Reproduce all of the data exactly, with no line skipped.

══ RECORDS ══

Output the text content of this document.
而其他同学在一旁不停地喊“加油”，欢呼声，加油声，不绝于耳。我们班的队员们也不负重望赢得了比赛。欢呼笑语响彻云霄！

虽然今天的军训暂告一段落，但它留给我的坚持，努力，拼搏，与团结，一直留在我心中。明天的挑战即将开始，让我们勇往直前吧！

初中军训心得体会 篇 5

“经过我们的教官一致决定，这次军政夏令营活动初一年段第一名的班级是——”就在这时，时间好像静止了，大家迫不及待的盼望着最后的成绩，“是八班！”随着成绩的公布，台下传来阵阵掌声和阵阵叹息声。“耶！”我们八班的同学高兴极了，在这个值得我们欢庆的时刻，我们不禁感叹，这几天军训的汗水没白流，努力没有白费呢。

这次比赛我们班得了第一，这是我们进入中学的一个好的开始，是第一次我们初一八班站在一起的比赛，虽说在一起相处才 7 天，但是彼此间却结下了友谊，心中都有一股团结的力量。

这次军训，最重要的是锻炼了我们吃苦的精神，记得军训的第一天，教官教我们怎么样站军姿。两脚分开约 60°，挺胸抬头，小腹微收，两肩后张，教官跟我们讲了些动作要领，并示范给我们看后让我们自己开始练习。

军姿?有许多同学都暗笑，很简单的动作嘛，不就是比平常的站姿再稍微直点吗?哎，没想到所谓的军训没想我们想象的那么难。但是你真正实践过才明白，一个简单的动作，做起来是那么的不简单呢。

═══

◆ **SOLUTION FOR THIS TASK**:
Output the text content of this document.
而其他同学在一旁不停地喊“加油”，欢呼声，加油声，不绝于耳。我们班的队员们也不负重望赢得了比赛。欢呼笑语响彻云霄！

虽然今天的军训暂告一段落，但它留给我的坚持，努力，拼搏，与团结，一直留在我心中。明天的挑战即将开始，让我们勇往直前吧！

初中军训心得体会 篇 5

“经过我们的教官一致决定，这次军政夏令营活动初一年段第一名的班级是——”就在这时，时间好像静止了，大家迫不及待的盼望着最后的成绩，“是八班！”随着成绩的公布，台下传来阵阵掌声和阵阵叹息声。“耶！”我们八班的同学高兴极了，在这个值得我们欢庆的时刻，我们不禁感叹，这几天军训的汗水没白流，努力没有白费呢。

这次比赛我们班得了第一，这是我们进入中学的一个好的开始，是第一次我们初一八班站在一起的比赛，虽说在一起相处才 7 天，但是彼此间却结下了友谊，心中都有一股团结的力量。

这次军训，最重要的是锻炼了我们吃苦的精神，记得军训的第一天，教官教我们怎么样站军姿。两脚分开约 60°，挺胸抬头，小腹微收，两肩后张，教官跟我们讲了些动作要领，并示范给我们看后让我们自己开始练习。

军姿?有许多同学都暗笑，很简单的动作嘛，不就是比平常的站姿再稍微直点吗?哎，没想到所谓的军训没想我们想象的那么难。但是你真正实践过才明白，一个简单的动作，做起来是那么的不简单呢。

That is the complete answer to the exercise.